◆ Your goal
Check the listing below line by line and report how many lines hold "VIVA", with no other words.

◆ Data to use
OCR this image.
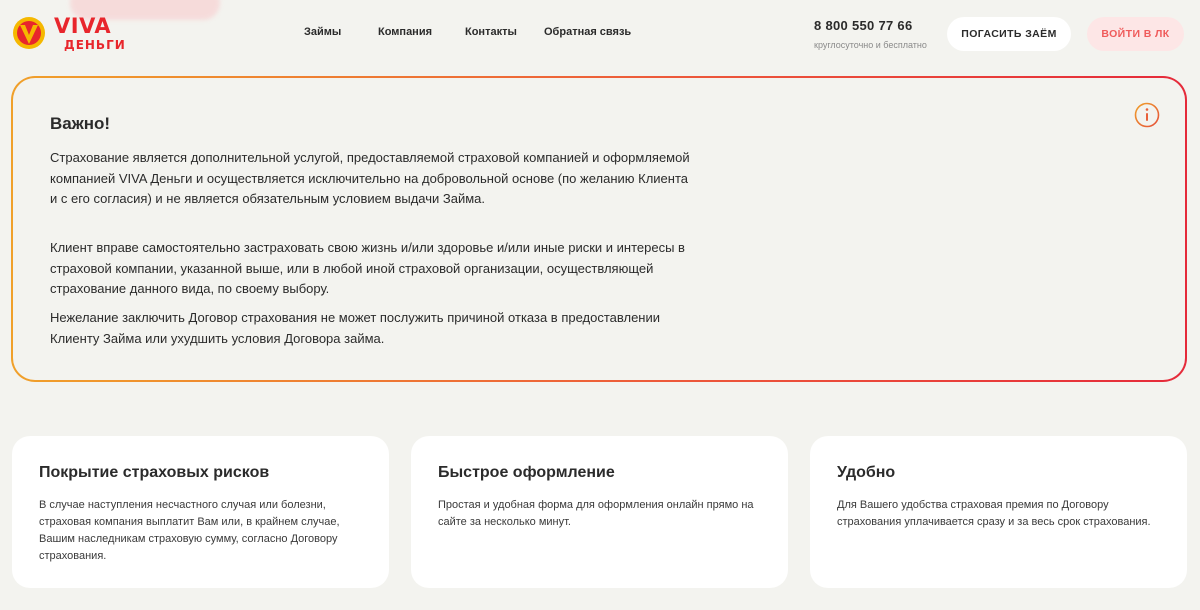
VIVA
ДЕНЬГИ
Займы	Компания	Контакты Обратная связь	8 800 550 77 66
круглосуточно и бесплатно
ПОГАСИТЬ ЗАЁМ	ВОЙТИ В ЛК
Важно!

Страхование является дополнительной услугой, предоставляемой страховой компанией и оформляемой компанией VIVA Деньги и осуществляется исключительно на добровольной основе (по желанию Клиента и с его согласия) и не является обязательным условием выдачи Займа.

Клиент вправе самостоятельно застраховать свою жизнь и/или здоровье и/или иные риски и интересы в страховой компании, указанной выше, или в любой иной страховой организации, осуществляющей страхование данного вида, по своему выбору.

Нежелание заключить Договор страхования не может послужить причиной отказа в предоставлении Клиенту Займа или ухудшить условия Договора займа.

Покрытие страховых рисков
В случае наступления несчастного случая или болезни, страховая компания выплатит Вам или, в крайнем случае, Вашим наследникам страховую сумму, согласно Договору страхования.
Быстрое оформление
Простая и удобная форма для оформления онлайн прямо на сайте за несколько минут.
Удобно
Для Вашего удобства страховая премия по Договору страхования уплачивается сразу и за весь срок страхования.
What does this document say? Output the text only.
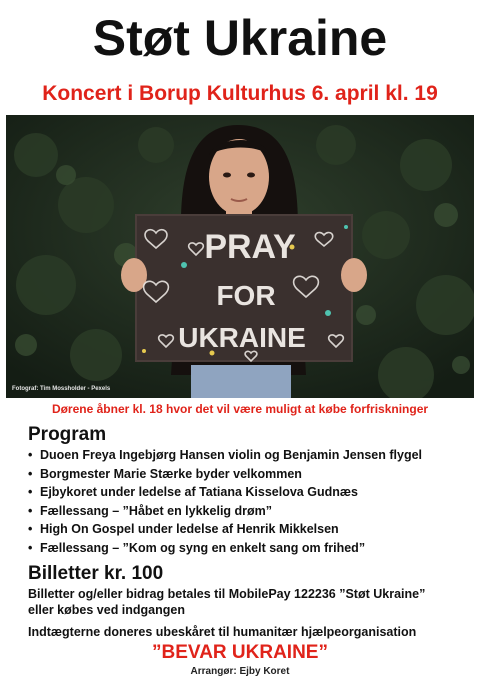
Støt Ukraine
Koncert i Borup Kulturhus 6. april kl. 19
PRAY
FOR
UKRAINE
Fotograf: Tim Mossholder - Pexels
Dørene åbner kl. 18 hvor det vil være muligt at købe forfriskninger
Program
• Duoen Freya Ingebjørg Hansen violin og Benjamin Jensen flygel
• Borgmester Marie Stærke byder velkommen
• Ejbykoret under ledelse af Tatiana Kisselova Gudnæs
• Fællessang – ”Håbet en lykkelig drøm”
• High On Gospel under ledelse af Henrik Mikkelsen
• Fællessang – ”Kom og syng en enkelt sang om frihed”
Billetter kr. 100
Billetter og/eller bidrag betales til MobilePay 122236 ”Støt Ukraine”
eller købes ved indgangen
Indtægterne doneres ubeskåret til humanitær hjælpeorganisation
”BEVAR UKRAINE”
Arrangør: Ejby Koret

◆ Task output
2